◆ **WORK TO DO**:
Where does the string "esse" appear in the records? Copy every line that contains it.

◆ **EXERCISE INPUTS**:
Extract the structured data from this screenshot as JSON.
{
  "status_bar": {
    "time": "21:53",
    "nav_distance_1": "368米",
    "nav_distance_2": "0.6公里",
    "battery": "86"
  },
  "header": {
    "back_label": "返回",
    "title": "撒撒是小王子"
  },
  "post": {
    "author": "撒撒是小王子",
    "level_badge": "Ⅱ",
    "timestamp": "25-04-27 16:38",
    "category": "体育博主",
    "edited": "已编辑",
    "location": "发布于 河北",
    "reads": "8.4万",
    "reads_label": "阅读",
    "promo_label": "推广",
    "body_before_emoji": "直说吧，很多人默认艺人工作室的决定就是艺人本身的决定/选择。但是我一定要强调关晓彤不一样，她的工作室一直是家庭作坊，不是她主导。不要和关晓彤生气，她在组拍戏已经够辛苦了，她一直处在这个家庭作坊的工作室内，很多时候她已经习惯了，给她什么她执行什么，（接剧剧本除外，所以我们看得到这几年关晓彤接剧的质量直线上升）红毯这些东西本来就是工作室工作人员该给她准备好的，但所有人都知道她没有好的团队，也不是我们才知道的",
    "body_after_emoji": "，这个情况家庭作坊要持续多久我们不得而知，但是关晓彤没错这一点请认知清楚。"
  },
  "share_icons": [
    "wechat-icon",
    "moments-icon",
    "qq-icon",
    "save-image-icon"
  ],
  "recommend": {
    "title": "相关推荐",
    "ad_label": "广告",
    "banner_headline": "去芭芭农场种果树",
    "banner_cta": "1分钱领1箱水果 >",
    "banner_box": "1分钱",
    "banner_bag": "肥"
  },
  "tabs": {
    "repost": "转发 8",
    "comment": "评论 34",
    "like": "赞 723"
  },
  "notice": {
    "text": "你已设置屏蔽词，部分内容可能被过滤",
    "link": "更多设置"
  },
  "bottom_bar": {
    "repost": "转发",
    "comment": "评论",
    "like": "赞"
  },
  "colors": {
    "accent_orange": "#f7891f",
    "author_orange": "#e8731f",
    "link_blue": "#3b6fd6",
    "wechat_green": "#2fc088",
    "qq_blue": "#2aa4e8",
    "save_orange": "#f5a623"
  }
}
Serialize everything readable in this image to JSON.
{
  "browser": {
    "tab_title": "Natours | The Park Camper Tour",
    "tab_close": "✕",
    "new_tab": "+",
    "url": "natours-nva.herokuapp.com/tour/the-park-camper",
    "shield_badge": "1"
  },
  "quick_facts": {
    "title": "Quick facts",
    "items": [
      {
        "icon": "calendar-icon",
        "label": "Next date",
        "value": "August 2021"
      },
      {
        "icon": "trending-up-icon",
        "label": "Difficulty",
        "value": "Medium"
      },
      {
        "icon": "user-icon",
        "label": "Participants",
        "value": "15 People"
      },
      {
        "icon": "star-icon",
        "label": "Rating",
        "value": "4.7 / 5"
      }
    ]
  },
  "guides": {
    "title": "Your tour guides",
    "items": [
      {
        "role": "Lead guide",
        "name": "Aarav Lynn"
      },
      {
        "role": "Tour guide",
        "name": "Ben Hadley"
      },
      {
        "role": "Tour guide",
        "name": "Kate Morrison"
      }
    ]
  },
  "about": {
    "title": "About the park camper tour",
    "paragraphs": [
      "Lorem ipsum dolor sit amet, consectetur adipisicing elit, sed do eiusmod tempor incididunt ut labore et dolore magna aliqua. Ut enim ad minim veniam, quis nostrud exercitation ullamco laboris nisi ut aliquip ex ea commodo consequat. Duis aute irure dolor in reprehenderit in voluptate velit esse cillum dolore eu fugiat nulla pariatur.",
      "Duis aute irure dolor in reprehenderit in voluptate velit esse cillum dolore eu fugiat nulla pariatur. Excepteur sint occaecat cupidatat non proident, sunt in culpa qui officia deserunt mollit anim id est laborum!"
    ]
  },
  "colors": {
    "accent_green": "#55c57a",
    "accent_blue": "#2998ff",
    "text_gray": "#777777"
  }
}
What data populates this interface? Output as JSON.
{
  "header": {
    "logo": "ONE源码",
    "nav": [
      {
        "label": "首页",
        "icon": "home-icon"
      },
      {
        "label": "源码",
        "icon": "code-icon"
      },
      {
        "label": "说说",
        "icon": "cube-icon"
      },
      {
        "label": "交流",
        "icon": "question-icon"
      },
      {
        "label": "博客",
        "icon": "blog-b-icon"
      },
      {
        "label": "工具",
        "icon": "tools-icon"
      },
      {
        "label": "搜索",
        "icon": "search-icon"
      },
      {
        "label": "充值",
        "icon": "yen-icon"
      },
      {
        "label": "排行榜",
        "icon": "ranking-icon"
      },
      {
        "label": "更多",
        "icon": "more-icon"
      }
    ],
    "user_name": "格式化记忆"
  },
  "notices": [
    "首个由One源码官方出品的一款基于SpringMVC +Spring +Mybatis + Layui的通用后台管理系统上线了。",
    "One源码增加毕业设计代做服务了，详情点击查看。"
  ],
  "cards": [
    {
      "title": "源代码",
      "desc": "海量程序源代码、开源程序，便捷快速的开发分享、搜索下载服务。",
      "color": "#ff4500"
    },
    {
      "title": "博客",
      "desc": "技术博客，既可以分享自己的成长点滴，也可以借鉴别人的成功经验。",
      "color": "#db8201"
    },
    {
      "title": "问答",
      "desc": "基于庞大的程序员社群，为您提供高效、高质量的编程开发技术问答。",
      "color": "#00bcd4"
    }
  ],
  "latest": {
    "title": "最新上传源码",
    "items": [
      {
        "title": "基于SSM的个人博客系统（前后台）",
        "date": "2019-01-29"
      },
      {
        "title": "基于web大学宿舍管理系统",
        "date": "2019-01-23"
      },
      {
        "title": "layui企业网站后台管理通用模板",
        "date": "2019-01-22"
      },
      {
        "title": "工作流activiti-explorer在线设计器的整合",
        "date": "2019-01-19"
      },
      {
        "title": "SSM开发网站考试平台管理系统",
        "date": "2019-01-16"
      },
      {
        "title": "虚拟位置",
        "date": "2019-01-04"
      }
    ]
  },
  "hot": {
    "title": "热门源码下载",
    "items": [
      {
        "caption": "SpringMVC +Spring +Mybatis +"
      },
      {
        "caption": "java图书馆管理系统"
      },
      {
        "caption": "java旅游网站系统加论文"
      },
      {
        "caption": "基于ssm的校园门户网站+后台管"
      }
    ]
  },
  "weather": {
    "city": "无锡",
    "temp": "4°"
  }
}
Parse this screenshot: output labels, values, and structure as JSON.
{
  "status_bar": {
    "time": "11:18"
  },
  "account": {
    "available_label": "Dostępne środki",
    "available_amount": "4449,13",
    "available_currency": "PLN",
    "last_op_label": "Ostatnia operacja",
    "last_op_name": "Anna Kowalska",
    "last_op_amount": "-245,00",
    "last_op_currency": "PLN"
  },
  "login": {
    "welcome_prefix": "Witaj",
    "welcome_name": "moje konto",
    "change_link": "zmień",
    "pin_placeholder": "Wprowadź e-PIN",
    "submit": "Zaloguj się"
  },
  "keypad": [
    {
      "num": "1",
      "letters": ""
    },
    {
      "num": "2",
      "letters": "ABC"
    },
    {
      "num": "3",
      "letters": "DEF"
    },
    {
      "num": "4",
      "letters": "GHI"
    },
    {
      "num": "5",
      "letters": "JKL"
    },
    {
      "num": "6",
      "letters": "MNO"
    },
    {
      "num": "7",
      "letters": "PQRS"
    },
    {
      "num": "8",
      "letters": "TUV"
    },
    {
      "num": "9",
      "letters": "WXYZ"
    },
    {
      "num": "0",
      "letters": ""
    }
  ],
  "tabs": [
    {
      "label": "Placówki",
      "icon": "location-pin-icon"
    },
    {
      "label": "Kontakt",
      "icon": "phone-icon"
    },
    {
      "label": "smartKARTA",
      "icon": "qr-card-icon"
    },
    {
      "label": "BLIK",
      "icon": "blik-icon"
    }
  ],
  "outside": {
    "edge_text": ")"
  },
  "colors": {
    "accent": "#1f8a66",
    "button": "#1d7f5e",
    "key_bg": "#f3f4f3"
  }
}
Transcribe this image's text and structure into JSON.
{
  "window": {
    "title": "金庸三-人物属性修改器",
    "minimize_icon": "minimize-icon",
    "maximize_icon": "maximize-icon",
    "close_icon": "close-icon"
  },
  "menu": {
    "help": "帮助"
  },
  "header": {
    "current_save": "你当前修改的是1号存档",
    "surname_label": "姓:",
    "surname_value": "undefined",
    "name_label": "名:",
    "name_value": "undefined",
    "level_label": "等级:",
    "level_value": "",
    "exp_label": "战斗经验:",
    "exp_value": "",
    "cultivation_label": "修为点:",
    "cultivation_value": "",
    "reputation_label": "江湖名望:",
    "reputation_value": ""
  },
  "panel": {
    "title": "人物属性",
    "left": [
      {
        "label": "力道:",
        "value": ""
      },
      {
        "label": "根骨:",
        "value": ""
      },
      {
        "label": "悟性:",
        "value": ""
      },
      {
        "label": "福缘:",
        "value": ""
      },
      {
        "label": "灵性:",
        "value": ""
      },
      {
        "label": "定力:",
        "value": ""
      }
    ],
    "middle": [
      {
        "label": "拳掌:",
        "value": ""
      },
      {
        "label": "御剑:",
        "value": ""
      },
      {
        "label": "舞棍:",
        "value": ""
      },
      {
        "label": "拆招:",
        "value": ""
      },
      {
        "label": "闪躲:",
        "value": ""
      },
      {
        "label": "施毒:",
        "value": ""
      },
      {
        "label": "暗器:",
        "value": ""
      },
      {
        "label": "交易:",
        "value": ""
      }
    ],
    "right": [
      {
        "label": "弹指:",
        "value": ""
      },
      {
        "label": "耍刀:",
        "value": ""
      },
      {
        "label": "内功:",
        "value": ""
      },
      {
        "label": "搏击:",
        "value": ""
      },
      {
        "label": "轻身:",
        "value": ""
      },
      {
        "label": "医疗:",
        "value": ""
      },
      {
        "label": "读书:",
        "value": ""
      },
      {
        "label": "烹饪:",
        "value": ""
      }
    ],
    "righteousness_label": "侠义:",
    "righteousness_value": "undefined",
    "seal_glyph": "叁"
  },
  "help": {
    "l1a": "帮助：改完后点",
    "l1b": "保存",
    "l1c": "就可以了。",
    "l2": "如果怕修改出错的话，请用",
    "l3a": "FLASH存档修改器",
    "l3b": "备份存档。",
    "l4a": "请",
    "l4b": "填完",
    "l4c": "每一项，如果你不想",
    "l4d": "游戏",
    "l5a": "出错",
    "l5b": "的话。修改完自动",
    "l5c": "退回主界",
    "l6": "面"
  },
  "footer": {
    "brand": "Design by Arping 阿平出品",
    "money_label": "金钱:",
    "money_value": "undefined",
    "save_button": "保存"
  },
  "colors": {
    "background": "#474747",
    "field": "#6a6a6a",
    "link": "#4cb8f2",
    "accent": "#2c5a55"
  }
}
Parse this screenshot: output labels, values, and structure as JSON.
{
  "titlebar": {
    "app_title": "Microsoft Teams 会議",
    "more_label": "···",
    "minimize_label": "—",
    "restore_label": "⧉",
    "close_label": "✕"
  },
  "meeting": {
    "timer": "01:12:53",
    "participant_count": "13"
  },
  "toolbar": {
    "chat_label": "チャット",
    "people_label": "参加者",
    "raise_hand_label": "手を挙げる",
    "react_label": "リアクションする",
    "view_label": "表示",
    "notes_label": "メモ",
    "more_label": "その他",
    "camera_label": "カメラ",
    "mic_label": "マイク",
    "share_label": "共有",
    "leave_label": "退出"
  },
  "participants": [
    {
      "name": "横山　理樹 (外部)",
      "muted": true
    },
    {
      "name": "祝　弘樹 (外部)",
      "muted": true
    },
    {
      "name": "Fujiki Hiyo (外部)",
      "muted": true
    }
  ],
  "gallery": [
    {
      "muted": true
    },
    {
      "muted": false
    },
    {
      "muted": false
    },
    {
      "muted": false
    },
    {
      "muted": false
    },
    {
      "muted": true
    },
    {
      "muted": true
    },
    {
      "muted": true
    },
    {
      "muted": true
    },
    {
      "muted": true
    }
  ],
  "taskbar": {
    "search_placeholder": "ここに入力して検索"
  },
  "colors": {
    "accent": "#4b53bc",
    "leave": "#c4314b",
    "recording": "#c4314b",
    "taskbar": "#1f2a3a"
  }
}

◆ **WRITTEN RESPONSE**:
      "Lorem ipsum dolor sit amet, consectetur adipisicing elit, sed do eiusmod tempor incididunt ut labore et dolore magna aliqua. Ut enim ad minim veniam, quis nostrud exercitation ullamco laboris nisi ut aliquip ex ea commodo consequat. Duis aute irure dolor in reprehenderit in voluptate velit esse cillum dolore eu fugiat nulla pariatur.",
      "Duis aute irure dolor in reprehenderit in voluptate velit esse cillum dolore eu fugiat nulla pariatur. Excepteur sint occaecat cupidatat non proident, sunt in culpa qui officia deserunt mollit anim id est laborum!"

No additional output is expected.